Collection entries:
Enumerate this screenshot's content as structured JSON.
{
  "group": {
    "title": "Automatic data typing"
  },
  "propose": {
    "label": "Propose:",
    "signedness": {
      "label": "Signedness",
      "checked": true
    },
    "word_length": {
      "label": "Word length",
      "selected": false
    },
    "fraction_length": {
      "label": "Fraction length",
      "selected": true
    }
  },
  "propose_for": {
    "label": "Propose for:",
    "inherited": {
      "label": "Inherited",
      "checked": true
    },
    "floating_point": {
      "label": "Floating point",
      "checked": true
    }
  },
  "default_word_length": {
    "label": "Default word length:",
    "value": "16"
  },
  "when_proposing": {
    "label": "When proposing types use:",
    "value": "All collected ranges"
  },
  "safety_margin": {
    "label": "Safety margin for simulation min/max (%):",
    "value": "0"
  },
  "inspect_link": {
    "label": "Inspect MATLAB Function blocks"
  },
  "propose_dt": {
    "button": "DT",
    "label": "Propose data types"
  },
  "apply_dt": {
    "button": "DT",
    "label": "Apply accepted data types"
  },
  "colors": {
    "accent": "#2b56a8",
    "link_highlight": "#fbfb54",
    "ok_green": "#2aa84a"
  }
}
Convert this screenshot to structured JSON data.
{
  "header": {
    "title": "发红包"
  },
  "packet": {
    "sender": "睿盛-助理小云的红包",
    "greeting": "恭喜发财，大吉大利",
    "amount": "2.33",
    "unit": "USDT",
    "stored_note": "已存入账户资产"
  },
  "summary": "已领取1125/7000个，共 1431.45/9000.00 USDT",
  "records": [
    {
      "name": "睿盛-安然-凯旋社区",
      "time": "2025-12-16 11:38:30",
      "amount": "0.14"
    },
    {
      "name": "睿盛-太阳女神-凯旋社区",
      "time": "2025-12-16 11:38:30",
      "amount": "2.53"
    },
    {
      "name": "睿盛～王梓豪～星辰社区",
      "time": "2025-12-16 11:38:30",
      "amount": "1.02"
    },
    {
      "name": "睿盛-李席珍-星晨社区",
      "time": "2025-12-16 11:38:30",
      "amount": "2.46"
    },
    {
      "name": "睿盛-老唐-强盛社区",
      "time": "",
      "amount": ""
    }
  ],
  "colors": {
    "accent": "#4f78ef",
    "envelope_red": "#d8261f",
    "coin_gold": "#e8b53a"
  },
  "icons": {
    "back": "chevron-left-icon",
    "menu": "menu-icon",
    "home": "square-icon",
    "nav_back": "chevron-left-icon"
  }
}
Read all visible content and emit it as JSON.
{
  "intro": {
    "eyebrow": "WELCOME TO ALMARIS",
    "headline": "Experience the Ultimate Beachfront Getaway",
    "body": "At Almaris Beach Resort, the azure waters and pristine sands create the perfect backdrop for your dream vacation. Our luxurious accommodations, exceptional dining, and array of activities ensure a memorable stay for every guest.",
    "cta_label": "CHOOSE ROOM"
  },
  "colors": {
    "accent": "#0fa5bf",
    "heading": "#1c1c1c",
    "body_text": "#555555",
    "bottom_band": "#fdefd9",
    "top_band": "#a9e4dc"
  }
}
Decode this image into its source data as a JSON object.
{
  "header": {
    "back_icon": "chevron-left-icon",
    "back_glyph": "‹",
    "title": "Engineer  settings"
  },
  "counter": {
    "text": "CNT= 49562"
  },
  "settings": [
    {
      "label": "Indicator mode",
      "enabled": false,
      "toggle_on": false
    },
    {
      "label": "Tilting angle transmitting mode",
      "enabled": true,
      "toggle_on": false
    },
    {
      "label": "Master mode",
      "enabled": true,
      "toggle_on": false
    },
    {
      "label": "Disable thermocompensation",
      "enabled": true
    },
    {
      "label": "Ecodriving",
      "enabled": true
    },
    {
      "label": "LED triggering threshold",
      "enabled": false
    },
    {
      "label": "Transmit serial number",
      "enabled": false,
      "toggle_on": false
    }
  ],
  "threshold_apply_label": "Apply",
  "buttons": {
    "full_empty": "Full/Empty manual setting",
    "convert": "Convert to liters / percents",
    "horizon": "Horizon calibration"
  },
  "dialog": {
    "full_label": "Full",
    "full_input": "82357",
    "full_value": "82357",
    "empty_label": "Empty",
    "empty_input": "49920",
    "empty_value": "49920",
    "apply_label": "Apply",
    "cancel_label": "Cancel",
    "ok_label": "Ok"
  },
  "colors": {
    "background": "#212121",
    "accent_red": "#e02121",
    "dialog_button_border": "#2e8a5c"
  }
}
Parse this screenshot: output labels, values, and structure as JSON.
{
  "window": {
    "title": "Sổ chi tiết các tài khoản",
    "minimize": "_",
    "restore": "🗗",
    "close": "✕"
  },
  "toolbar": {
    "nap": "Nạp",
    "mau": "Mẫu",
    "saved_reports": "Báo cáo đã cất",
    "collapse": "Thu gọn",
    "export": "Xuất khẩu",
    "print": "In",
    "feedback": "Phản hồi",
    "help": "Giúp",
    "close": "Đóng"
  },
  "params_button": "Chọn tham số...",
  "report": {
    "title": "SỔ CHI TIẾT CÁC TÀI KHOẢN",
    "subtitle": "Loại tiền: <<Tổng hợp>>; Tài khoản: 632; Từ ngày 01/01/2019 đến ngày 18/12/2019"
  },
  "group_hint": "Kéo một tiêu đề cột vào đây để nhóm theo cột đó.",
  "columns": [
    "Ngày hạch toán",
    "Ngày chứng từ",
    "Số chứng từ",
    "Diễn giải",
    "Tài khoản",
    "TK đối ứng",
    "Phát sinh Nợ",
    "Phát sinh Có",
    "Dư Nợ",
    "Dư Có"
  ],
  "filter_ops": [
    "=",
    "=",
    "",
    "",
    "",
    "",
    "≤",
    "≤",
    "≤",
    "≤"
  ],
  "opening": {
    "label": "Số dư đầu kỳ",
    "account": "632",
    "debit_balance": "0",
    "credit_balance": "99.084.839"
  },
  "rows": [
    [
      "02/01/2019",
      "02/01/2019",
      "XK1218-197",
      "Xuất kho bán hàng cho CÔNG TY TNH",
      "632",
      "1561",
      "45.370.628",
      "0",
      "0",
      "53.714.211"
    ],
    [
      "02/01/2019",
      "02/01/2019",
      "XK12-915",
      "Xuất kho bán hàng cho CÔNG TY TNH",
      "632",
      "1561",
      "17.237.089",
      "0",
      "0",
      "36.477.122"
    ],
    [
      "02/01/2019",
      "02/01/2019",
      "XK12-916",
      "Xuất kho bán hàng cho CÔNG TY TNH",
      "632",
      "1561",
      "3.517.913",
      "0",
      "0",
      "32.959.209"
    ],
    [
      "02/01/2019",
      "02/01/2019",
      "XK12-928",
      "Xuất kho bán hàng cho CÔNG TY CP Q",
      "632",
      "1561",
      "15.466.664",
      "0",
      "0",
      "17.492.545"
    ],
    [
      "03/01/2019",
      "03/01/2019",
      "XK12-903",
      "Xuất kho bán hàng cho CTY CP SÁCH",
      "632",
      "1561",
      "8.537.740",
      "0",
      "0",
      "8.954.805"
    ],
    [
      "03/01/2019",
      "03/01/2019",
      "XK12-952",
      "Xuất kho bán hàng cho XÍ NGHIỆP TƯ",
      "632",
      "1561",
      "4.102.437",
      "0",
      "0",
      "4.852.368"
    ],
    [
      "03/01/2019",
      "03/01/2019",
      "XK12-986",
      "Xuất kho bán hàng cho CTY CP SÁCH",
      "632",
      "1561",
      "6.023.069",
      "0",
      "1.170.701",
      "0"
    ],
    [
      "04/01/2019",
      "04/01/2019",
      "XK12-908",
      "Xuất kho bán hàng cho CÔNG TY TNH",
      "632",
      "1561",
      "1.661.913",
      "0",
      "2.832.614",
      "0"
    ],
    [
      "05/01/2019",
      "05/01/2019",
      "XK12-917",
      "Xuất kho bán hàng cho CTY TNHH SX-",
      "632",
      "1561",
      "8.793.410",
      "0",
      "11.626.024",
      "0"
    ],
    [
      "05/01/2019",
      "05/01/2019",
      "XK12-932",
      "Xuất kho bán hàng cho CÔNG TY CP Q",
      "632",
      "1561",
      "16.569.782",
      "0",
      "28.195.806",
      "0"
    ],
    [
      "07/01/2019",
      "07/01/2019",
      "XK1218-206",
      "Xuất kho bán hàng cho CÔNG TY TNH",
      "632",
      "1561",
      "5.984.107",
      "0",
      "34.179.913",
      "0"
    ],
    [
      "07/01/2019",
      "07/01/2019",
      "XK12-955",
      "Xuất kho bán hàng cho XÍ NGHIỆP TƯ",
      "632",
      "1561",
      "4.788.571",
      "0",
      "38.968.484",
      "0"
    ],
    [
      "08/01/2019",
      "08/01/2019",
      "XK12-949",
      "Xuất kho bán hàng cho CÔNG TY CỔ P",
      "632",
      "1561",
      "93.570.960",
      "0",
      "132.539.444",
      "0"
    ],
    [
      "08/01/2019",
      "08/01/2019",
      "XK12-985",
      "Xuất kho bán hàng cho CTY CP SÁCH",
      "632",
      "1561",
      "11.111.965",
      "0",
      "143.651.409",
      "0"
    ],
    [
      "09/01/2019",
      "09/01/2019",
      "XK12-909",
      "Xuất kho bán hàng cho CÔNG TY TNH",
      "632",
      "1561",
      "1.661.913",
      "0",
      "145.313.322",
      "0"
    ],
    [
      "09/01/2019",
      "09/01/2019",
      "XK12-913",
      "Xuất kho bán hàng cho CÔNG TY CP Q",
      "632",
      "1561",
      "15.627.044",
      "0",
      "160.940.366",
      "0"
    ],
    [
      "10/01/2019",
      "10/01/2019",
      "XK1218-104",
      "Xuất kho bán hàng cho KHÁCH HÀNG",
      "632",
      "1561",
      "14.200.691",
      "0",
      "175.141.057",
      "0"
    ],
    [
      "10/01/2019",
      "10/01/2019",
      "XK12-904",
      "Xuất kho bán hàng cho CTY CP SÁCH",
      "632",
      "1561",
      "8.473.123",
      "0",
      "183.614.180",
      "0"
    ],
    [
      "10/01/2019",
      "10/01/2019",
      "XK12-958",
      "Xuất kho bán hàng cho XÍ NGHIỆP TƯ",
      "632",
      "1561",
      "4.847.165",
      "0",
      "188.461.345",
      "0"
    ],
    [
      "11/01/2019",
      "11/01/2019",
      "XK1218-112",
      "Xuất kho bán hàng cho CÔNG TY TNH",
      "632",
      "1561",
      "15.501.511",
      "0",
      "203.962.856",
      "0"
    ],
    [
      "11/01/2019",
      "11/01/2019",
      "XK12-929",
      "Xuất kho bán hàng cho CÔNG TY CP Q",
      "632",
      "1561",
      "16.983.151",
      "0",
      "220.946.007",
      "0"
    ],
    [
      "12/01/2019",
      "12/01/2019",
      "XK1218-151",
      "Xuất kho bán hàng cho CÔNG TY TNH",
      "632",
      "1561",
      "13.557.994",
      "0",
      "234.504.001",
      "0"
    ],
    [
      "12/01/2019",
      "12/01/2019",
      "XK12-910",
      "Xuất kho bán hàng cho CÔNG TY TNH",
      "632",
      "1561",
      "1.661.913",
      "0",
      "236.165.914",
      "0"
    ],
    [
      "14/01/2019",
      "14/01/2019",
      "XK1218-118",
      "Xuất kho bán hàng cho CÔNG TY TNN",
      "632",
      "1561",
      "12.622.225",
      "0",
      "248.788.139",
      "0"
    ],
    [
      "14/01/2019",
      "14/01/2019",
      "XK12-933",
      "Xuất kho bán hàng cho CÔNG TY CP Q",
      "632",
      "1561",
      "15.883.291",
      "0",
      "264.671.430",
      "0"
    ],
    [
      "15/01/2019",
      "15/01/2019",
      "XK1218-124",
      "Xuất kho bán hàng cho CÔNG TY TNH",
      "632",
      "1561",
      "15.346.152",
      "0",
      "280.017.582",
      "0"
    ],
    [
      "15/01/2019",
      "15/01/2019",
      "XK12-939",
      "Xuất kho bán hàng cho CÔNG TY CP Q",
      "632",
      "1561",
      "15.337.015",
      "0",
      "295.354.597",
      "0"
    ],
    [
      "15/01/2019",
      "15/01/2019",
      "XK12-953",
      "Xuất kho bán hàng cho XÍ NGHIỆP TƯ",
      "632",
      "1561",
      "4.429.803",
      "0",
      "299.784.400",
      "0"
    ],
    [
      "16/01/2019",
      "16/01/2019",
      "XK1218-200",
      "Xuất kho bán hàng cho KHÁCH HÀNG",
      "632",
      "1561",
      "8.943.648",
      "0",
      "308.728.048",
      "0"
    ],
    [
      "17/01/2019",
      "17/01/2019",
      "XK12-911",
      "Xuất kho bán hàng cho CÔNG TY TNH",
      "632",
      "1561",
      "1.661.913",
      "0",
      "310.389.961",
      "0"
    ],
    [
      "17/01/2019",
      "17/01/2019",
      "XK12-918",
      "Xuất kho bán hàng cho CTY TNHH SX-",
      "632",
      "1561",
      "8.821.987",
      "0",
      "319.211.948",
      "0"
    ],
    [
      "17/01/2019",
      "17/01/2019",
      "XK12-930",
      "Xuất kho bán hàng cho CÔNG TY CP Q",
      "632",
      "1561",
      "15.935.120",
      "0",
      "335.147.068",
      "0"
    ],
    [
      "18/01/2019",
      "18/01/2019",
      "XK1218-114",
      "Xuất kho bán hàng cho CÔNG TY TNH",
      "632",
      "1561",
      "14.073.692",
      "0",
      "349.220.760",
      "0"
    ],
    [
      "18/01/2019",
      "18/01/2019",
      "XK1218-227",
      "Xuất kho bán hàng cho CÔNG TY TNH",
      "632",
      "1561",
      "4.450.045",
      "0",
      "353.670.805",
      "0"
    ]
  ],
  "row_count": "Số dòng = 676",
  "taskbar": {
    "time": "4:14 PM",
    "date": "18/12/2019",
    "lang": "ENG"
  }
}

**PROBLEM STATEMENT:** Find and copy every line in the entries above where the string "JSON" occurs.

**FINAL RESULT:**
Enumerate this screenshot's content as structured JSON.
Convert this screenshot to structured JSON data.
Read all visible content and emit it as JSON.
Decode this image into its source data as a JSON object.
Parse this screenshot: output labels, values, and structure as JSON.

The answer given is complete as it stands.